● **Dataset rows**
○ ○ ○ ○
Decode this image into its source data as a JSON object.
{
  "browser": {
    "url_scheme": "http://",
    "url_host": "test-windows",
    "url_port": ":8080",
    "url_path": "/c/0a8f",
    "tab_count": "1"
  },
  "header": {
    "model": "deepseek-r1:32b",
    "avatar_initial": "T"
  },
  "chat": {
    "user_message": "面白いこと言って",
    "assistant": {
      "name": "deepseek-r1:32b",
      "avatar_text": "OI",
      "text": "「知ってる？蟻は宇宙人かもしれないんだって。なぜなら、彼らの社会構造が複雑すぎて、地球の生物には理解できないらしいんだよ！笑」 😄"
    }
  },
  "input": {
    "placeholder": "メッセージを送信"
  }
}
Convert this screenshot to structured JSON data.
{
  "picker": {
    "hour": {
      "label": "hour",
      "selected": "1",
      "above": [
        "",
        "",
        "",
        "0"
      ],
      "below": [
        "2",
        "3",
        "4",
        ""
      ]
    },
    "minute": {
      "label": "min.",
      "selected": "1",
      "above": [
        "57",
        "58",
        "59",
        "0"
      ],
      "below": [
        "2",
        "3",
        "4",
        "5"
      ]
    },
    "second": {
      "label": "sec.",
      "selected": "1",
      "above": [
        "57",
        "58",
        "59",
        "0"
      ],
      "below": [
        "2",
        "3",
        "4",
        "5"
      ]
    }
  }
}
○ ○ ○ ○
● **What the task asks**
Write out the complete set of records exactly as given.

● **Answer for this exercise**
Decode this image into its source data as a JSON object.
{
  "browser": {
    "url_scheme": "http://",
    "url_host": "test-windows",
    "url_port": ":8080",
    "url_path": "/c/0a8f",
    "tab_count": "1"
  },
  "header": {
    "model": "deepseek-r1:32b",
    "avatar_initial": "T"
  },
  "chat": {
    "user_message": "面白いこと言って",
    "assistant": {
      "name": "deepseek-r1:32b",
      "avatar_text": "OI",
      "text": "「知ってる？蟻は宇宙人かもしれないんだって。なぜなら、彼らの社会構造が複雑すぎて、地球の生物には理解できないらしいんだよ！笑」 😄"
    }
  },
  "input": {
    "placeholder": "メッセージを送信"
  }
}
Convert this screenshot to structured JSON data.
{
  "picker": {
    "hour": {
      "label": "hour",
      "selected": "1",
      "above": [
        "",
        "",
        "",
        "0"
      ],
      "below": [
        "2",
        "3",
        "4",
        ""
      ]
    },
    "minute": {
      "label": "min.",
      "selected": "1",
      "above": [
        "57",
        "58",
        "59",
        "0"
      ],
      "below": [
        "2",
        "3",
        "4",
        "5"
      ]
    },
    "second": {
      "label": "sec.",
      "selected": "1",
      "above": [
        "57",
        "58",
        "59",
        "0"
      ],
      "below": [
        "2",
        "3",
        "4",
        "5"
      ]
    }
  }
}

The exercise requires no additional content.